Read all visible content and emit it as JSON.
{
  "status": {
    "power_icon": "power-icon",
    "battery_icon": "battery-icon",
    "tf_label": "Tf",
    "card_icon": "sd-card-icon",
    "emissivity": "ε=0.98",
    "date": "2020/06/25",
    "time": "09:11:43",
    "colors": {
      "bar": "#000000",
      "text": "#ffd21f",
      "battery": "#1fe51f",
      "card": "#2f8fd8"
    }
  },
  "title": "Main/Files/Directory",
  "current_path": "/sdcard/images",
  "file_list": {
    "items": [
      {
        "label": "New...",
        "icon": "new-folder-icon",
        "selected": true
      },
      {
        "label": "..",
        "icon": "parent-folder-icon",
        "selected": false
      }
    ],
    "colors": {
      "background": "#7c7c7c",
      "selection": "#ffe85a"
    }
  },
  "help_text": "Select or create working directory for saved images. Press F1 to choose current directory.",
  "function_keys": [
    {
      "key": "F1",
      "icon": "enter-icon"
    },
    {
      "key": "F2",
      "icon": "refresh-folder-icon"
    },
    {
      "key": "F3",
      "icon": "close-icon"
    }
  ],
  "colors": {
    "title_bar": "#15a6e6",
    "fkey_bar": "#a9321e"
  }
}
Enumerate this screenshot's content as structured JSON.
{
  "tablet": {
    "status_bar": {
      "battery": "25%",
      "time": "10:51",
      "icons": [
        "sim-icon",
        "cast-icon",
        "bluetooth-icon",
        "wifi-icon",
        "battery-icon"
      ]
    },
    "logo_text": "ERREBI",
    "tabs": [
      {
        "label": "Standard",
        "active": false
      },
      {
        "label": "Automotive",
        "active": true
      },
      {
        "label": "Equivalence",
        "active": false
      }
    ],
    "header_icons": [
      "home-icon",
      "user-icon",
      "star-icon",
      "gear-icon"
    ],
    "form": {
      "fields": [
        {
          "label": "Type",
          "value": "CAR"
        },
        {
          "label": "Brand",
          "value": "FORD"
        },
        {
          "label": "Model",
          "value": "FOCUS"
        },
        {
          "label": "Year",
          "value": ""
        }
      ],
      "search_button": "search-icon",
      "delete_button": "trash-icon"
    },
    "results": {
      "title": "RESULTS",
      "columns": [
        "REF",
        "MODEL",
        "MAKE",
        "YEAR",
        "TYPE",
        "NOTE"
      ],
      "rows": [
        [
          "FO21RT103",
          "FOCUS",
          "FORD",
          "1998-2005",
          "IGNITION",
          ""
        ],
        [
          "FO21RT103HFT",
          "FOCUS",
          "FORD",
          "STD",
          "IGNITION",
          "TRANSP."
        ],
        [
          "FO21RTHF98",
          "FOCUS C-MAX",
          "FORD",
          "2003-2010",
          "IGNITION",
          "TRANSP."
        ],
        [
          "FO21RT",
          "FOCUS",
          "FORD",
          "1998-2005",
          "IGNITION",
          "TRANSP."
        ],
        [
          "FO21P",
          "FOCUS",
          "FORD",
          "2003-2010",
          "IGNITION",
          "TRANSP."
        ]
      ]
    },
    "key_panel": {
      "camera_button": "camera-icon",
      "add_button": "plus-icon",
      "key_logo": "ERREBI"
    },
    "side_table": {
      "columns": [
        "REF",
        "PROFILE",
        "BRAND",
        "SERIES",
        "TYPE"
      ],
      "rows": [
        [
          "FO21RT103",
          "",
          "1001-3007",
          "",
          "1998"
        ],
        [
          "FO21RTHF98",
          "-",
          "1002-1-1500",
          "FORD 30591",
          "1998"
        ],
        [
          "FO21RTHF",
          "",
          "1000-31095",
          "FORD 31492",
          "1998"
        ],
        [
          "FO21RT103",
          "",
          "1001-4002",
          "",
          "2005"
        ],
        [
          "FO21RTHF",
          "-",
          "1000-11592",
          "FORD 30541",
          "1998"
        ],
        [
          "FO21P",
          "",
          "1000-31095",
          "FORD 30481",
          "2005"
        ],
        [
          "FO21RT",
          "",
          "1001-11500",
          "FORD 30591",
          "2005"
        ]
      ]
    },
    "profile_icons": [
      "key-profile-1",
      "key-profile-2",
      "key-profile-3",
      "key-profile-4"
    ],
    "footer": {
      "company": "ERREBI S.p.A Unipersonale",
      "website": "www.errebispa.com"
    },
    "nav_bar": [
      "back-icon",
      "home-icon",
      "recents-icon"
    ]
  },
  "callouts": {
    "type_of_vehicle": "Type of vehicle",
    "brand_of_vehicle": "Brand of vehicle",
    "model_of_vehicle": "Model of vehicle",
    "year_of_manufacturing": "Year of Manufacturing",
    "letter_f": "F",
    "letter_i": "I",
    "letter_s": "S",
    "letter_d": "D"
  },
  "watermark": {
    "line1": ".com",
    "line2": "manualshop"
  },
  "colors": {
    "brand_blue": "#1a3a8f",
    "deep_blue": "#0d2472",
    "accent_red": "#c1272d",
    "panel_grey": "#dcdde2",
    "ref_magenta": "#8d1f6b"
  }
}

**GIVEN INSTRUCTION:** Exactly as they are written, print the entries again.

**THE OUTPUT:**
Read all visible content and emit it as JSON.
{
  "status": {
    "power_icon": "power-icon",
    "battery_icon": "battery-icon",
    "tf_label": "Tf",
    "card_icon": "sd-card-icon",
    "emissivity": "ε=0.98",
    "date": "2020/06/25",
    "time": "09:11:43",
    "colors": {
      "bar": "#000000",
      "text": "#ffd21f",
      "battery": "#1fe51f",
      "card": "#2f8fd8"
    }
  },
  "title": "Main/Files/Directory",
  "current_path": "/sdcard/images",
  "file_list": {
    "items": [
      {
        "label": "New...",
        "icon": "new-folder-icon",
        "selected": true
      },
      {
        "label": "..",
        "icon": "parent-folder-icon",
        "selected": false
      }
    ],
    "colors": {
      "background": "#7c7c7c",
      "selection": "#ffe85a"
    }
  },
  "help_text": "Select or create working directory for saved images. Press F1 to choose current directory.",
  "function_keys": [
    {
      "key": "F1",
      "icon": "enter-icon"
    },
    {
      "key": "F2",
      "icon": "refresh-folder-icon"
    },
    {
      "key": "F3",
      "icon": "close-icon"
    }
  ],
  "colors": {
    "title_bar": "#15a6e6",
    "fkey_bar": "#a9321e"
  }
}
Enumerate this screenshot's content as structured JSON.
{
  "tablet": {
    "status_bar": {
      "battery": "25%",
      "time": "10:51",
      "icons": [
        "sim-icon",
        "cast-icon",
        "bluetooth-icon",
        "wifi-icon",
        "battery-icon"
      ]
    },
    "logo_text": "ERREBI",
    "tabs": [
      {
        "label": "Standard",
        "active": false
      },
      {
        "label": "Automotive",
        "active": true
      },
      {
        "label": "Equivalence",
        "active": false
      }
    ],
    "header_icons": [
      "home-icon",
      "user-icon",
      "star-icon",
      "gear-icon"
    ],
    "form": {
      "fields": [
        {
          "label": "Type",
          "value": "CAR"
        },
        {
          "label": "Brand",
          "value": "FORD"
        },
        {
          "label": "Model",
          "value": "FOCUS"
        },
        {
          "label": "Year",
          "value": ""
        }
      ],
      "search_button": "search-icon",
      "delete_button": "trash-icon"
    },
    "results": {
      "title": "RESULTS",
      "columns": [
        "REF",
        "MODEL",
        "MAKE",
        "YEAR",
        "TYPE",
        "NOTE"
      ],
      "rows": [
        [
          "FO21RT103",
          "FOCUS",
          "FORD",
          "1998-2005",
          "IGNITION",
          ""
        ],
        [
          "FO21RT103HFT",
          "FOCUS",
          "FORD",
          "STD",
          "IGNITION",
          "TRANSP."
        ],
        [
          "FO21RTHF98",
          "FOCUS C-MAX",
          "FORD",
          "2003-2010",
          "IGNITION",
          "TRANSP."
        ],
        [
          "FO21RT",
          "FOCUS",
          "FORD",
          "1998-2005",
          "IGNITION",
          "TRANSP."
        ],
        [
          "FO21P",
          "FOCUS",
          "FORD",
          "2003-2010",
          "IGNITION",
          "TRANSP."
        ]
      ]
    },
    "key_panel": {
      "camera_button": "camera-icon",
      "add_button": "plus-icon",
      "key_logo": "ERREBI"
    },
    "side_table": {
      "columns": [
        "REF",
        "PROFILE",
        "BRAND",
        "SERIES",
        "TYPE"
      ],
      "rows": [
        [
          "FO21RT103",
          "",
          "1001-3007",
          "",
          "1998"
        ],
        [
          "FO21RTHF98",
          "-",
          "1002-1-1500",
          "FORD 30591",
          "1998"
        ],
        [
          "FO21RTHF",
          "",
          "1000-31095",
          "FORD 31492",
          "1998"
        ],
        [
          "FO21RT103",
          "",
          "1001-4002",
          "",
          "2005"
        ],
        [
          "FO21RTHF",
          "-",
          "1000-11592",
          "FORD 30541",
          "1998"
        ],
        [
          "FO21P",
          "",
          "1000-31095",
          "FORD 30481",
          "2005"
        ],
        [
          "FO21RT",
          "",
          "1001-11500",
          "FORD 30591",
          "2005"
        ]
      ]
    },
    "profile_icons": [
      "key-profile-1",
      "key-profile-2",
      "key-profile-3",
      "key-profile-4"
    ],
    "footer": {
      "company": "ERREBI S.p.A Unipersonale",
      "website": "www.errebispa.com"
    },
    "nav_bar": [
      "back-icon",
      "home-icon",
      "recents-icon"
    ]
  },
  "callouts": {
    "type_of_vehicle": "Type of vehicle",
    "brand_of_vehicle": "Brand of vehicle",
    "model_of_vehicle": "Model of vehicle",
    "year_of_manufacturing": "Year of Manufacturing",
    "letter_f": "F",
    "letter_i": "I",
    "letter_s": "S",
    "letter_d": "D"
  },
  "watermark": {
    "line1": ".com",
    "line2": "manualshop"
  },
  "colors": {
    "brand_blue": "#1a3a8f",
    "deep_blue": "#0d2472",
    "accent_red": "#c1272d",
    "panel_grey": "#dcdde2",
    "ref_magenta": "#8d1f6b"
  }
}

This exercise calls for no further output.